→ What needs to be done
Tally the lines that hold the word "none" and reply with that figure only.

--- start Available records ---

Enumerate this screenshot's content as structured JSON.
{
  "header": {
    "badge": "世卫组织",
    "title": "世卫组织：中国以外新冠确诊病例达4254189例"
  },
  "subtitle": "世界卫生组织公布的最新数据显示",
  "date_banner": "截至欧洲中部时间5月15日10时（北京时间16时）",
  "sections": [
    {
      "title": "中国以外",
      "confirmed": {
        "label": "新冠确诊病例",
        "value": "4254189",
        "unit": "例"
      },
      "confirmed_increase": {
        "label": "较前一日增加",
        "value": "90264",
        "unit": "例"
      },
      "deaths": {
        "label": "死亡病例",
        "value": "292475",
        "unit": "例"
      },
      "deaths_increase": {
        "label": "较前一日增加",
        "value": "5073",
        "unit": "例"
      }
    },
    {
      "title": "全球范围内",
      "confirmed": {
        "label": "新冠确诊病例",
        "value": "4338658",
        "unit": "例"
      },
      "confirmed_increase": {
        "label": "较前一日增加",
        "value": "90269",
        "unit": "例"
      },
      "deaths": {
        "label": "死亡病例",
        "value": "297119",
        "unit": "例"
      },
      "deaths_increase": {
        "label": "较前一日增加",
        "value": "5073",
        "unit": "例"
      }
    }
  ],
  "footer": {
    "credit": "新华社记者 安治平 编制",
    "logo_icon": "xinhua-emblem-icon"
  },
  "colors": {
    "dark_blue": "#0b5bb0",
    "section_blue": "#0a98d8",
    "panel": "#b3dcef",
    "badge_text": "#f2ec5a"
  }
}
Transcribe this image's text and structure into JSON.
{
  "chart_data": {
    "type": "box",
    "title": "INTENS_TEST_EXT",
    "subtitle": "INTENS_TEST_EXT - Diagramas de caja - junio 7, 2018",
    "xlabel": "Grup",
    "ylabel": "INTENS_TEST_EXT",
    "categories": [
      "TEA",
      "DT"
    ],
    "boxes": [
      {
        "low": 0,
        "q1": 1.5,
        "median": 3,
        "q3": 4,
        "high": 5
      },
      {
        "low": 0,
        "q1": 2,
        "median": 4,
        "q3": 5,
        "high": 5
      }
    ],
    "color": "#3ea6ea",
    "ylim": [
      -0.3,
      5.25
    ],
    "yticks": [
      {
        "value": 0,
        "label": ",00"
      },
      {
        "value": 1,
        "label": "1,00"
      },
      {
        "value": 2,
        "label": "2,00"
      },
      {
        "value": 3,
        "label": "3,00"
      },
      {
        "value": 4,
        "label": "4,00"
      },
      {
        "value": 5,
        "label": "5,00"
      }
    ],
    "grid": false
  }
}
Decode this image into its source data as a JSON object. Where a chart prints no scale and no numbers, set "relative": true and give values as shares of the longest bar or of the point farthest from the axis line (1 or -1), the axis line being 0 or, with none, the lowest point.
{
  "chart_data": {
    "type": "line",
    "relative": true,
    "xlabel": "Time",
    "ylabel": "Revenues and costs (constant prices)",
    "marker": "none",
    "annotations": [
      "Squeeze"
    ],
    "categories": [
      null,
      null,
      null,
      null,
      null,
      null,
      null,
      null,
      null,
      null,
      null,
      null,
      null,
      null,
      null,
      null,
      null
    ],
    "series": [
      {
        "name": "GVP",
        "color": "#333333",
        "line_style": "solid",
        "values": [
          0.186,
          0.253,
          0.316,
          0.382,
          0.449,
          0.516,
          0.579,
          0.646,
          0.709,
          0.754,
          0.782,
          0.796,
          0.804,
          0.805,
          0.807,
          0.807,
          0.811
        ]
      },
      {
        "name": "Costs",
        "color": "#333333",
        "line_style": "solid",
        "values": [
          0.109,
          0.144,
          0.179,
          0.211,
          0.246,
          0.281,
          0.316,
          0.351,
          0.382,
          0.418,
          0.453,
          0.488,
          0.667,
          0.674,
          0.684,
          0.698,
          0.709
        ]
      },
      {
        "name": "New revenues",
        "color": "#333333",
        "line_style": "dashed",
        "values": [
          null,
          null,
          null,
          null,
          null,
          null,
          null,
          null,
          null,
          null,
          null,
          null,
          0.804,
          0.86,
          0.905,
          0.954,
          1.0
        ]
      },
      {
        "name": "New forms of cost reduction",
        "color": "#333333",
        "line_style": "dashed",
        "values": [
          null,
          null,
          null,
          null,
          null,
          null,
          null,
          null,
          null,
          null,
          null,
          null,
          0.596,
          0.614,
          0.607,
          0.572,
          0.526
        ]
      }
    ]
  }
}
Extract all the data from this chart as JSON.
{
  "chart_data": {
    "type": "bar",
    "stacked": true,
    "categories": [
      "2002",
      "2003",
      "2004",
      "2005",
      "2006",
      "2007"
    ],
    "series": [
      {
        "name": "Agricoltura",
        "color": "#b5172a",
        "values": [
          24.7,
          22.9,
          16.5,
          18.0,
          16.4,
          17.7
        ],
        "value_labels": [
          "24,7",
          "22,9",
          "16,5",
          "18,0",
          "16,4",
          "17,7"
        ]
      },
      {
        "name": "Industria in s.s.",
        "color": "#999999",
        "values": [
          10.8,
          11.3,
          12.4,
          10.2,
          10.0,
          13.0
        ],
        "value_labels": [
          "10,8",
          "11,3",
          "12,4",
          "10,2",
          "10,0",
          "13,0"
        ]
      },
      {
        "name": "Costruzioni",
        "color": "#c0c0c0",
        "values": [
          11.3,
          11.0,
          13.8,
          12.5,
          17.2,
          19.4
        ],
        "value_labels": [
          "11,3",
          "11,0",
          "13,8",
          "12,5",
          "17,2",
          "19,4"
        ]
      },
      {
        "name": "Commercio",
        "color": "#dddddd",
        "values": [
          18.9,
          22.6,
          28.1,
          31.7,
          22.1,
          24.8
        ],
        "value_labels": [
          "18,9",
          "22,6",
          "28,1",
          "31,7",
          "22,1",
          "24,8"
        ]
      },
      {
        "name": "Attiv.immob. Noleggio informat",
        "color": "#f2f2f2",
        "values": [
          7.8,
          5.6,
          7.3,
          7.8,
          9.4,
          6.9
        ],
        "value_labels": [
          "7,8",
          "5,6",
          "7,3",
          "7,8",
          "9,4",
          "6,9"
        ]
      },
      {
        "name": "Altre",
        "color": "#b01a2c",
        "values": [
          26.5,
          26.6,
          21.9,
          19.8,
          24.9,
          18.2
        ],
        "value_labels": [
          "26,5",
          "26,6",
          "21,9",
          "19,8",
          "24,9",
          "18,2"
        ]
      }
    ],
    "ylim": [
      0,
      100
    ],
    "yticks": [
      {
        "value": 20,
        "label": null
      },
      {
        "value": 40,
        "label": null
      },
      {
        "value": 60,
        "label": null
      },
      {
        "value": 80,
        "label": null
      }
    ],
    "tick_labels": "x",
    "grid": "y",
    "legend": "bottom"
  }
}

--- end Available records ---

→ Answer to this exercise
2